Go through the listing beneath this task and return every line that carries the string "Bielefeld".

+++ DATASET ROWS +++

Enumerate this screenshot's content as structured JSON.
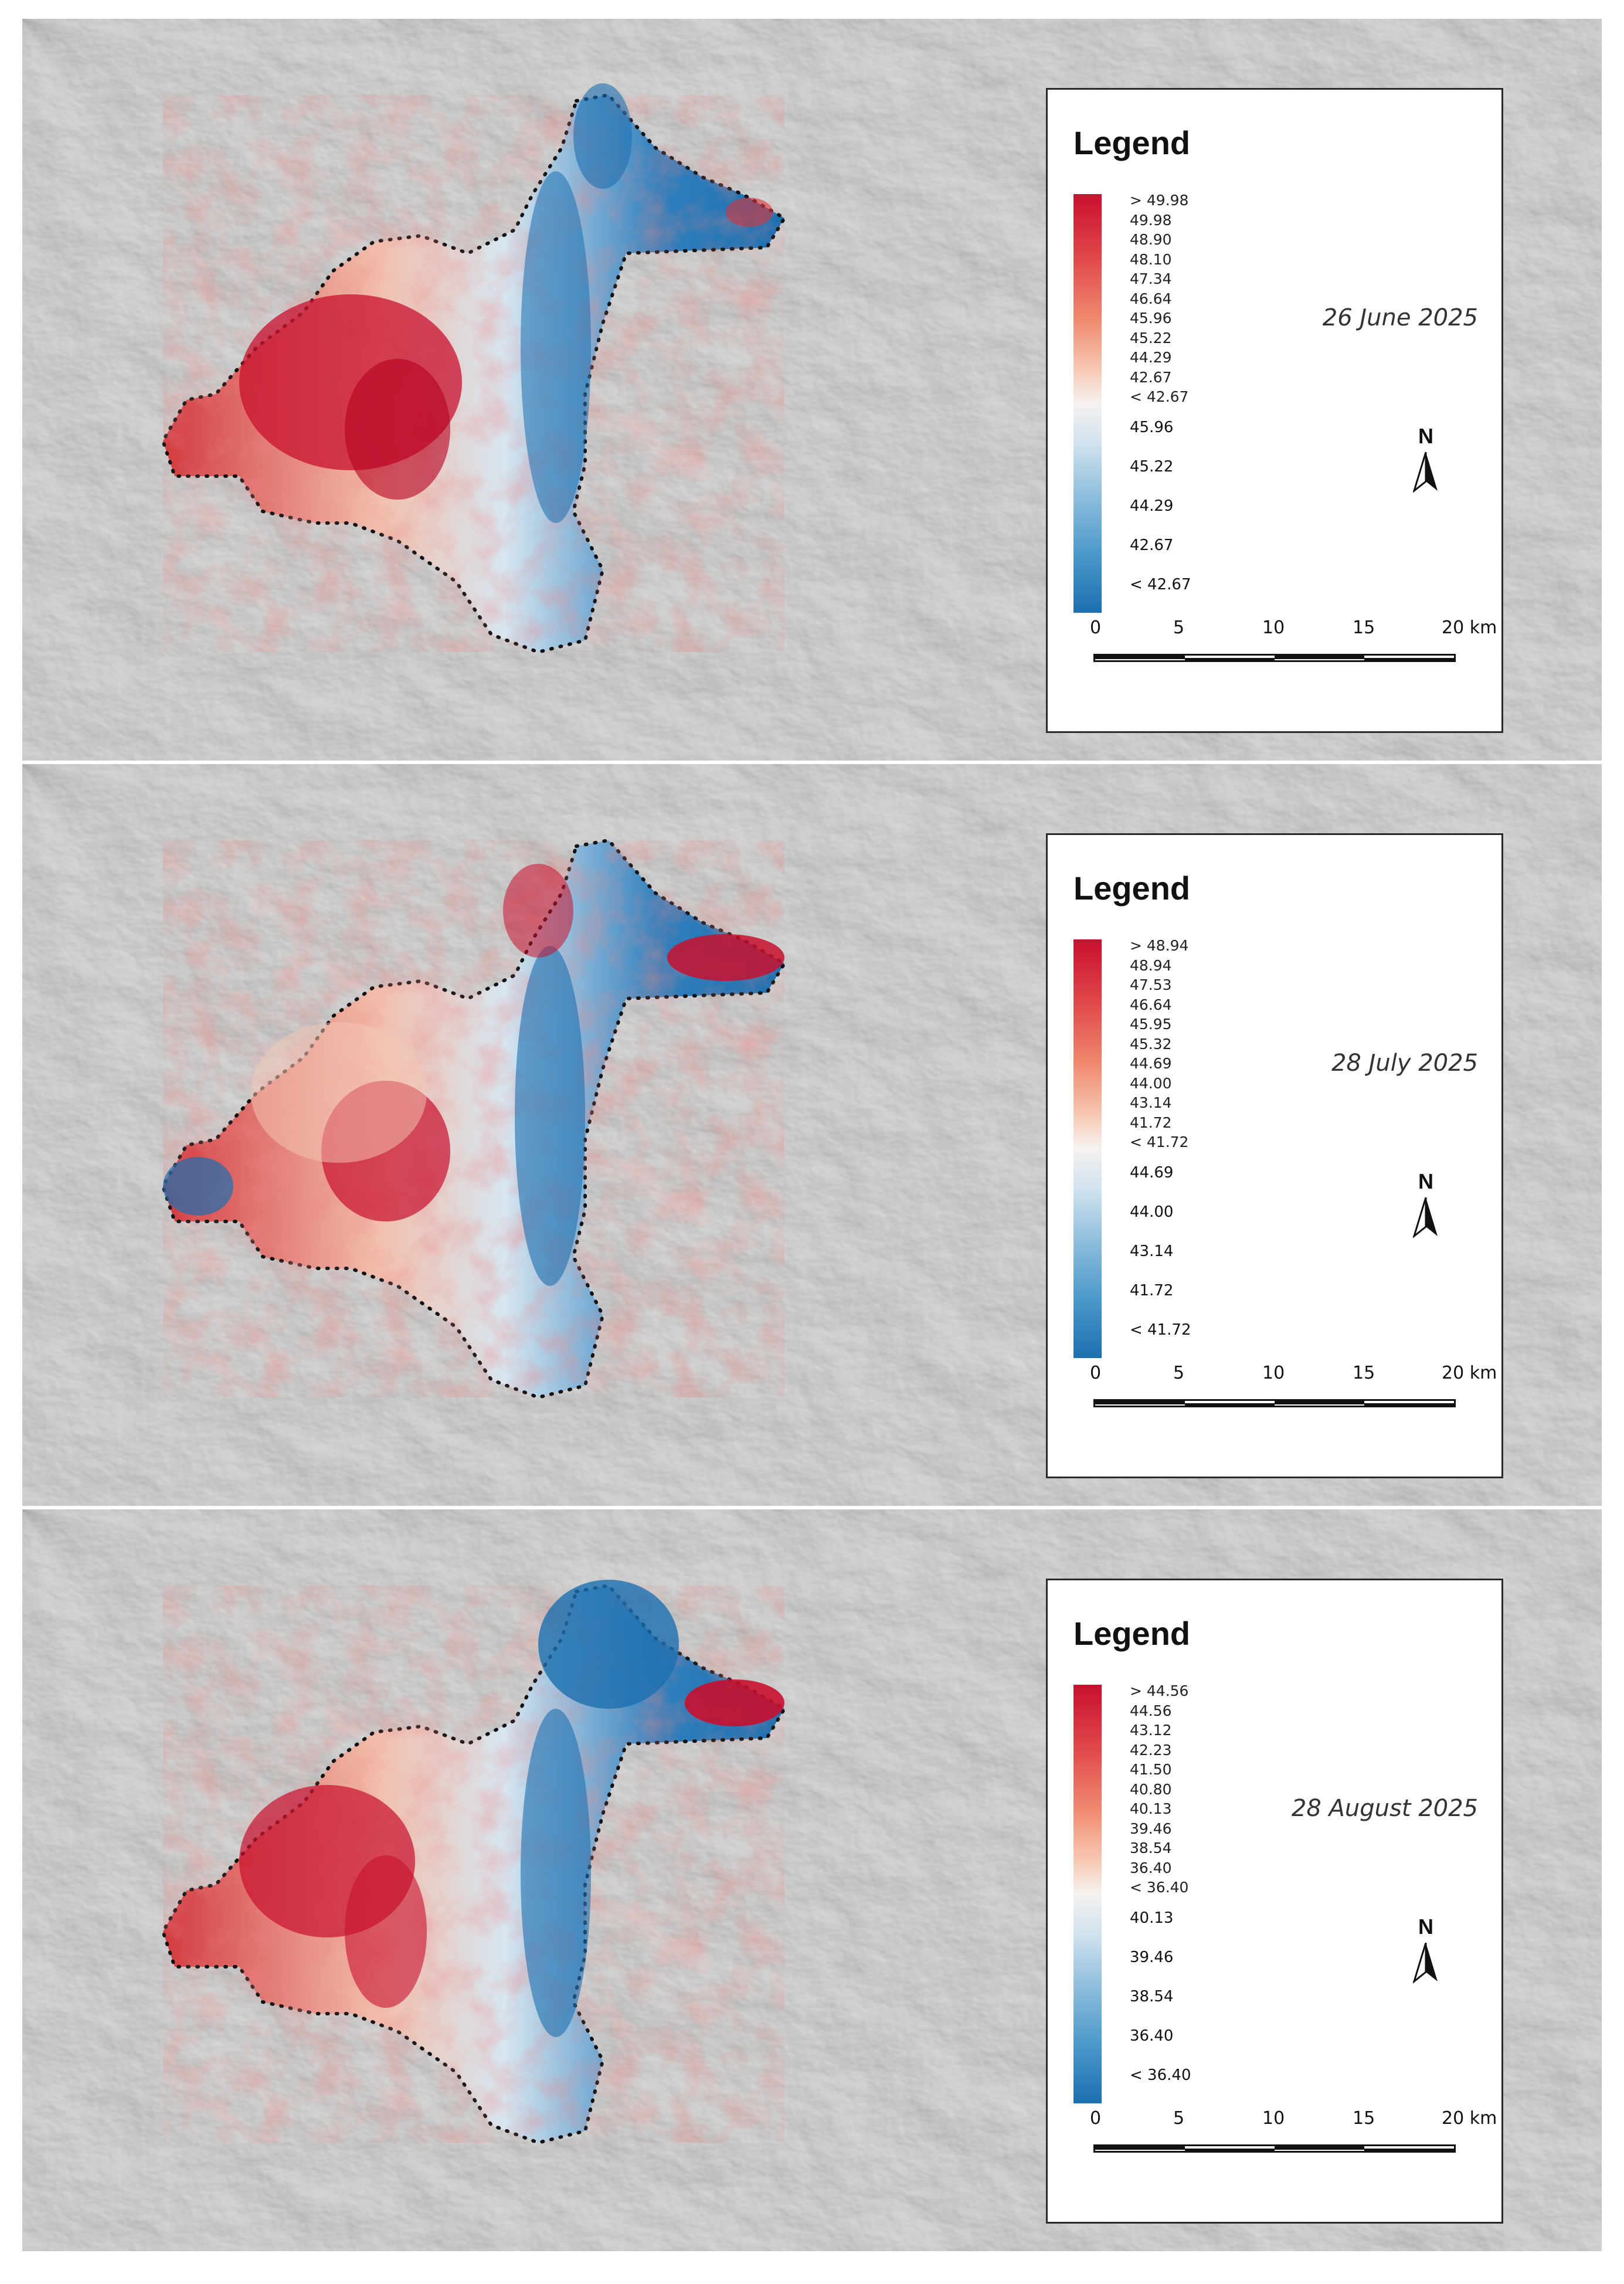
{
  "panels": [
    {
      "legend_title": "Legend",
      "ramp_labels": [
        "> 49.98",
        "49.98",
        "48.90",
        "48.10",
        "47.34",
        "46.64",
        "45.96",
        "45.22",
        "44.29",
        "42.67",
        "< 42.67"
      ],
      "point_labels": [
        "45.96",
        "45.22",
        "44.29",
        "42.67",
        "< 42.67"
      ],
      "date": "26 June 2025",
      "north": "N"
    },
    {
      "legend_title": "Legend",
      "ramp_labels": [
        "> 48.94",
        "48.94",
        "47.53",
        "46.64",
        "45.95",
        "45.32",
        "44.69",
        "44.00",
        "43.14",
        "41.72",
        "< 41.72"
      ],
      "point_labels": [
        "44.69",
        "44.00",
        "43.14",
        "41.72",
        "< 41.72"
      ],
      "date": "28 July 2025",
      "north": "N"
    },
    {
      "legend_title": "Legend",
      "ramp_labels": [
        "> 44.56",
        "44.56",
        "43.12",
        "42.23",
        "41.50",
        "40.80",
        "40.13",
        "39.46",
        "38.54",
        "36.40",
        "< 36.40"
      ],
      "point_labels": [
        "40.13",
        "39.46",
        "38.54",
        "36.40",
        "< 36.40"
      ],
      "date": "28 August 2025",
      "north": "N"
    }
  ],
  "scale_bar": {
    "ticks": [
      "0",
      "5",
      "10",
      "15",
      "20 km"
    ]
  },
  "colors": {
    "hot": "#c8102e",
    "cool": "#1c6fb0",
    "neutral": "#f6f2f0",
    "terrain": "#b4b4b4"
  }
}
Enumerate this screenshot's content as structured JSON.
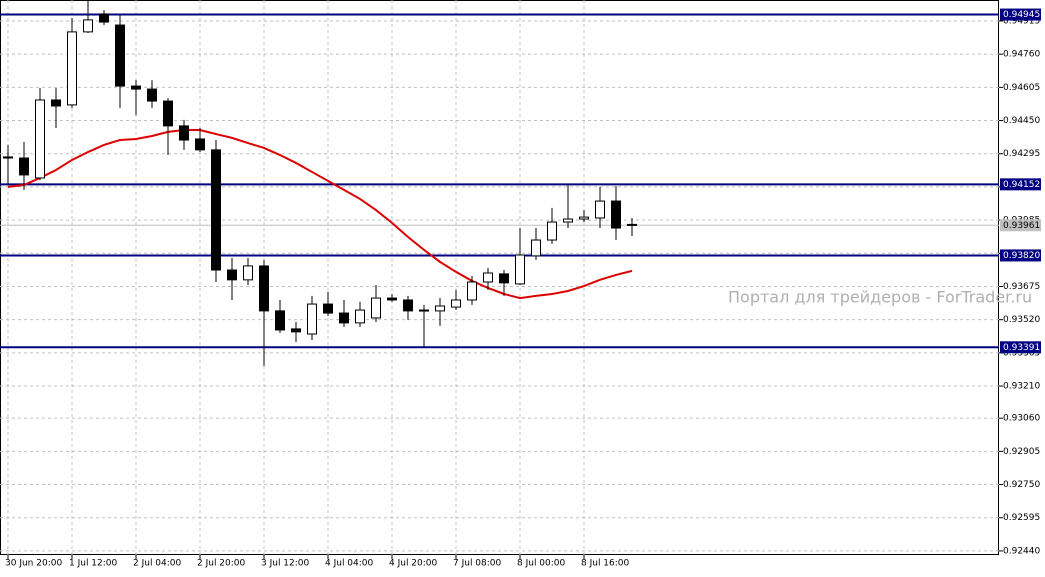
{
  "chart_data": {
    "type": "candlestick",
    "categories": [
      "30 Jun 20:00",
      null,
      null,
      null,
      "1 Jul 12:00",
      null,
      null,
      null,
      "2 Jul 04:00",
      null,
      null,
      null,
      "2 Jul 20:00",
      null,
      null,
      null,
      "3 Jul 12:00",
      null,
      null,
      null,
      "4 Jul 04:00",
      null,
      null,
      null,
      "4 Jul 20:00",
      null,
      null,
      null,
      "7 Jul 08:00",
      null,
      null,
      null,
      "8 Jul 00:00",
      null,
      null,
      null,
      "8 Jul 16:00",
      null,
      null,
      null
    ],
    "open": [
      0.9428,
      0.94275,
      0.94182,
      0.94546,
      0.94523,
      0.94864,
      0.94948,
      0.94896,
      0.94611,
      0.94597,
      0.94541,
      0.94425,
      0.94364,
      0.94313,
      0.93752,
      0.93706,
      0.93771,
      0.93561,
      0.93477,
      0.93453,
      0.93593,
      0.93551,
      0.93505,
      0.93528,
      0.93621,
      0.93612,
      0.93565,
      0.93561,
      0.93579,
      0.93612,
      0.93696,
      0.93734,
      0.93687,
      0.93818,
      0.93892,
      0.93976,
      0.9399,
      0.93995,
      0.94074,
      0.93965
    ],
    "high": [
      0.94336,
      0.9435,
      0.94602,
      0.94602,
      0.94929,
      0.95013,
      0.94966,
      0.94943,
      0.94639,
      0.94639,
      0.94555,
      0.94453,
      0.94415,
      0.94359,
      0.93808,
      0.93808,
      0.93799,
      0.93612,
      0.93509,
      0.93631,
      0.93649,
      0.93612,
      0.93603,
      0.93682,
      0.9364,
      0.93631,
      0.93589,
      0.93621,
      0.93659,
      0.93724,
      0.93762,
      0.93752,
      0.93948,
      0.93948,
      0.94042,
      0.94149,
      0.94032,
      0.9414,
      0.94144,
      0.93995
    ],
    "low": [
      0.94149,
      0.94126,
      0.94172,
      0.94415,
      0.94509,
      0.94859,
      0.94896,
      0.94509,
      0.94476,
      0.94509,
      0.94289,
      0.94313,
      0.94303,
      0.93696,
      0.93612,
      0.93682,
      0.93304,
      0.93458,
      0.93416,
      0.93425,
      0.93537,
      0.93486,
      0.93486,
      0.93509,
      0.93603,
      0.93519,
      0.93393,
      0.93491,
      0.93565,
      0.93589,
      0.93659,
      0.93631,
      0.93682,
      0.93799,
      0.93874,
      0.93948,
      0.93976,
      0.93948,
      0.93892,
      0.93911
    ],
    "close": [
      0.94275,
      0.94196,
      0.94546,
      0.94518,
      0.94864,
      0.9492,
      0.9491,
      0.94611,
      0.94597,
      0.94541,
      0.94425,
      0.94359,
      0.94313,
      0.93752,
      0.93706,
      0.93771,
      0.93561,
      0.93472,
      0.93463,
      0.93593,
      0.93551,
      0.93505,
      0.93565,
      0.93621,
      0.93612,
      0.93561,
      0.93561,
      0.93584,
      0.93612,
      0.93696,
      0.93738,
      0.93692,
      0.93822,
      0.93892,
      0.93976,
      0.9399,
      0.93999,
      0.94074,
      0.93948,
      0.93961
    ],
    "ma": {
      "color": "#dd0000",
      "values": [
        0.9414,
        0.94149,
        0.94182,
        0.94219,
        0.94266,
        0.94303,
        0.94336,
        0.94359,
        0.94364,
        0.94378,
        0.94397,
        0.94406,
        0.94406,
        0.94387,
        0.94369,
        0.94345,
        0.94322,
        0.94289,
        0.94252,
        0.9421,
        0.94168,
        0.94126,
        0.94084,
        0.94032,
        0.93972,
        0.93906,
        0.93846,
        0.9379,
        0.93743,
        0.93701,
        0.93668,
        0.9364,
        0.93621,
        0.93631,
        0.9364,
        0.93654,
        0.93677,
        0.93706,
        0.93729,
        0.93748
      ]
    },
    "levels": {
      "color": "#000080",
      "values": [
        0.94945,
        0.94152,
        {
          "value": 0.9382,
          "label": "0.93820"
        },
        0.93391
      ]
    },
    "current_price": 0.93961,
    "ylim": [
      0.92421,
      0.95013
    ],
    "yticks": [
      0.94915,
      {
        "value": 0.9476,
        "label": "0.94760"
      },
      0.94605,
      {
        "value": 0.9445,
        "label": "0.94450"
      },
      0.94295,
      {
        "value": 0.9414,
        "label": "0.94140"
      },
      0.93985,
      {
        "value": 0.9383,
        "label": "0.93830"
      },
      0.93675,
      {
        "value": 0.9352,
        "label": "0.93520"
      },
      0.93365,
      {
        "value": 0.9321,
        "label": "0.93210"
      },
      {
        "value": 0.9306,
        "label": "0.93060"
      },
      0.92905,
      {
        "value": 0.9275,
        "label": "0.92750"
      },
      0.92595,
      {
        "value": 0.9244,
        "label": "0.92440"
      }
    ],
    "grid": true,
    "watermark": "Портал для трейдеров - ForTrader.ru"
  }
}
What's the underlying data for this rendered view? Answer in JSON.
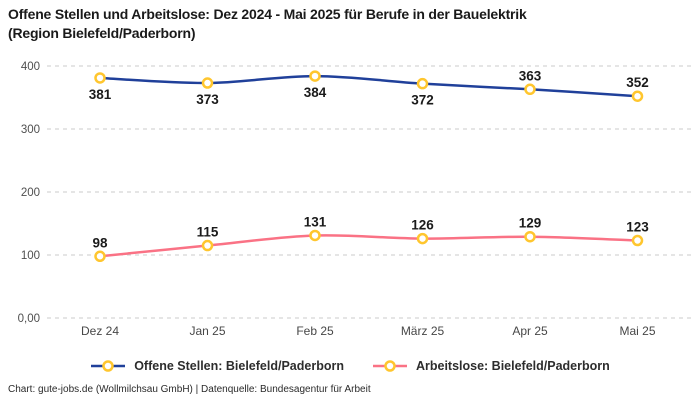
{
  "title_line1": "Offene Stellen und Arbeitslose: Dez 2024 - Mai 2025 für Berufe in der Bauelektrik",
  "title_line2": "(Region Bielefeld/Paderborn)",
  "footer": {
    "credit": "Chart: gute-jobs.de (Wollmilchsau GmbH) | Datenquelle: Bundesagentur für Arbeit"
  },
  "colors": {
    "grid": "#cbcbcb",
    "axis_text": "#4f4f4f",
    "data_label": "#1b1b1b",
    "series_open_positions": "#20409a",
    "series_unemployed": "#fa7285",
    "marker_ring": "#ffc62e"
  },
  "chart_data": {
    "type": "line",
    "title": "Offene Stellen und Arbeitslose: Dez 2024 - Mai 2025 für Berufe in der Bauelektrik (Region Bielefeld/Paderborn)",
    "categories": [
      "Dez 24",
      "Jan 25",
      "Feb 25",
      "März 25",
      "Apr 25",
      "Mai 25"
    ],
    "series": [
      {
        "name": "Offene Stellen: Bielefeld/Paderborn",
        "values": [
          381,
          373,
          384,
          372,
          363,
          352
        ],
        "color": "#20409a",
        "label_positions": [
          "below",
          "below",
          "below",
          "below",
          "above",
          "above"
        ]
      },
      {
        "name": "Arbeitslose: Bielefeld/Paderborn",
        "values": [
          98,
          115,
          131,
          126,
          129,
          123
        ],
        "color": "#fa7285",
        "label_positions": [
          "above",
          "above",
          "above",
          "above",
          "above",
          "above"
        ]
      }
    ],
    "marker": {
      "fill": "#ffffff",
      "stroke": "#ffc62e"
    },
    "ylim": [
      0,
      400
    ],
    "yticks": [
      {
        "value": 400,
        "label": "400"
      },
      {
        "value": 300,
        "label": "300"
      },
      {
        "value": 200,
        "label": "200"
      },
      {
        "value": 100,
        "label": "100"
      },
      {
        "value": 0,
        "label": "0,00"
      }
    ],
    "grid": "horizontal-dashed",
    "legend_position": "bottom",
    "xlabel": "",
    "ylabel": ""
  }
}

+++

WRITTEN REPLY
  "title_line2": "(Region Bielefeld/Paderborn)",
    "title": "Offene Stellen und Arbeitslose: Dez 2024 - Mai 2025 für Berufe in der Bauelektrik (Region Bielefeld/Paderborn)",
        "name": "Offene Stellen: Bielefeld/Paderborn",
        "name": "Arbeitslose: Bielefeld/Paderborn",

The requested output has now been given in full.